▶ REQUIRED WORK: Write out every entry exactly as it appears.

▶ DATASET CONTENT:

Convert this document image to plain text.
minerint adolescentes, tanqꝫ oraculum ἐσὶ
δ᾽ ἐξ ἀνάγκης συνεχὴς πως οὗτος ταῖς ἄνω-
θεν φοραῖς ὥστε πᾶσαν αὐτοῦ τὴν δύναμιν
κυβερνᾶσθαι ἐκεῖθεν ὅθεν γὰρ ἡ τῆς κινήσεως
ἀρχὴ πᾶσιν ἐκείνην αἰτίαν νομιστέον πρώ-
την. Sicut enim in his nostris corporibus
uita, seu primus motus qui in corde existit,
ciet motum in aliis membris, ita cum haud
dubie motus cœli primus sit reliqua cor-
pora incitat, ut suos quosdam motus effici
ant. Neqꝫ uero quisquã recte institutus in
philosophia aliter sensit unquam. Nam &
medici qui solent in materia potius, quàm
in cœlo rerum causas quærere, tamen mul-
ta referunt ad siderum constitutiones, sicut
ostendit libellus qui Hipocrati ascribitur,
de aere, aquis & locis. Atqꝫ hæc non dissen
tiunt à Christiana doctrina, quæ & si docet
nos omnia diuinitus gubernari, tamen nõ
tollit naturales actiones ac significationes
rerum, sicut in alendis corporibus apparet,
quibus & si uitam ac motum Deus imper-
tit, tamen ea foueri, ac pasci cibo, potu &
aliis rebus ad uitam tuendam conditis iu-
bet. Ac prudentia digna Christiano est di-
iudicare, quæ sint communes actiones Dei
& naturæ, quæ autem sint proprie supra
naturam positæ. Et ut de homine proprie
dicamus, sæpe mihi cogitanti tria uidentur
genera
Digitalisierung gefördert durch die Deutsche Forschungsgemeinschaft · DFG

▶ FINISHED TASK:
Convert this document image to plain text.
minerint adolescentes, tanqꝫ oraculum ἐσὶ
δ᾽ ἐξ ἀνάγκης συνεχὴς πως οὗτος ταῖς ἄνω-
θεν φοραῖς ὥστε πᾶσαν αὐτοῦ τὴν δύναμιν
κυβερνᾶσθαι ἐκεῖθεν ὅθεν γὰρ ἡ τῆς κινήσεως
ἀρχὴ πᾶσιν ἐκείνην αἰτίαν νομιστέον πρώ-
την. Sicut enim in his nostris corporibus
uita, seu primus motus qui in corde existit,
ciet motum in aliis membris, ita cum haud
dubie motus cœli primus sit reliqua cor-
pora incitat, ut suos quosdam motus effici
ant. Neqꝫ uero quisquã recte institutus in
philosophia aliter sensit unquam. Nam &
medici qui solent in materia potius, quàm
in cœlo rerum causas quærere, tamen mul-
ta referunt ad siderum constitutiones, sicut
ostendit libellus qui Hipocrati ascribitur,
de aere, aquis & locis. Atqꝫ hæc non dissen
tiunt à Christiana doctrina, quæ & si docet
nos omnia diuinitus gubernari, tamen nõ
tollit naturales actiones ac significationes
rerum, sicut in alendis corporibus apparet,
quibus & si uitam ac motum Deus imper-
tit, tamen ea foueri, ac pasci cibo, potu &
aliis rebus ad uitam tuendam conditis iu-
bet. Ac prudentia digna Christiano est di-
iudicare, quæ sint communes actiones Dei
& naturæ, quæ autem sint proprie supra
naturam positæ. Et ut de homine proprie
dicamus, sæpe mihi cogitanti tria uidentur
genera
Digitalisierung gefördert durch die Deutsche Forschungsgemeinschaft · DFG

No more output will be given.